Collected data:

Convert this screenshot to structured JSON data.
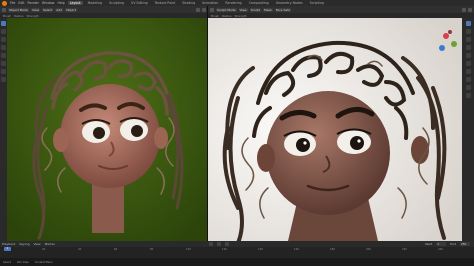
{
  "topbar": {
    "menus": [
      "File",
      "Edit",
      "Render",
      "Window",
      "Help"
    ],
    "workspaces": [
      "Layout",
      "Modeling",
      "Sculpting",
      "UV Editing",
      "Texture Paint",
      "Shading",
      "Animation",
      "Rendering",
      "Compositing",
      "Geometry Nodes",
      "Scripting"
    ],
    "active_workspace": "Layout"
  },
  "left_header": {
    "mode": "Object Mode",
    "menus": [
      "View",
      "Select",
      "Add",
      "Object"
    ]
  },
  "right_header": {
    "mode": "Sculpt Mode",
    "menus": [
      "View",
      "Sculpt",
      "Mask",
      "Face Sets"
    ]
  },
  "subheaders": {
    "left": [
      "Brush",
      "Radius",
      "Strength"
    ],
    "right": [
      "Brush",
      "Radius",
      "Strength"
    ]
  },
  "timeline": {
    "menus": [
      "Playback",
      "Keying",
      "View",
      "Marker"
    ],
    "start_label": "Start",
    "start": "1",
    "end_label": "End",
    "end": "250",
    "ticks": [
      "0",
      "20",
      "40",
      "60",
      "80",
      "100",
      "120",
      "140",
      "160",
      "180",
      "200",
      "220",
      "240"
    ],
    "current_frame": "1"
  },
  "status": {
    "left": "Select",
    "middle": "Pan View",
    "right": "Context Menu"
  },
  "colors": {
    "left_bg": "#3b5a10",
    "right_bg": "#e8e6e2",
    "accent": "#4e7ab8",
    "logo": "#e87d0d"
  }
}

- _TO BE DONE_
Transcribe the complete set of entries verbatim. No pictures belong in the copy.

- _REPLY TO THE TASK_
Convert this screenshot to structured JSON data.
{
  "topbar": {
    "menus": [
      "File",
      "Edit",
      "Render",
      "Window",
      "Help"
    ],
    "workspaces": [
      "Layout",
      "Modeling",
      "Sculpting",
      "UV Editing",
      "Texture Paint",
      "Shading",
      "Animation",
      "Rendering",
      "Compositing",
      "Geometry Nodes",
      "Scripting"
    ],
    "active_workspace": "Layout"
  },
  "left_header": {
    "mode": "Object Mode",
    "menus": [
      "View",
      "Select",
      "Add",
      "Object"
    ]
  },
  "right_header": {
    "mode": "Sculpt Mode",
    "menus": [
      "View",
      "Sculpt",
      "Mask",
      "Face Sets"
    ]
  },
  "subheaders": {
    "left": [
      "Brush",
      "Radius",
      "Strength"
    ],
    "right": [
      "Brush",
      "Radius",
      "Strength"
    ]
  },
  "timeline": {
    "menus": [
      "Playback",
      "Keying",
      "View",
      "Marker"
    ],
    "start_label": "Start",
    "start": "1",
    "end_label": "End",
    "end": "250",
    "ticks": [
      "0",
      "20",
      "40",
      "60",
      "80",
      "100",
      "120",
      "140",
      "160",
      "180",
      "200",
      "220",
      "240"
    ],
    "current_frame": "1"
  },
  "status": {
    "left": "Select",
    "middle": "Pan View",
    "right": "Context Menu"
  },
  "colors": {
    "left_bg": "#3b5a10",
    "right_bg": "#e8e6e2",
    "accent": "#4e7ab8",
    "logo": "#e87d0d"
  }
}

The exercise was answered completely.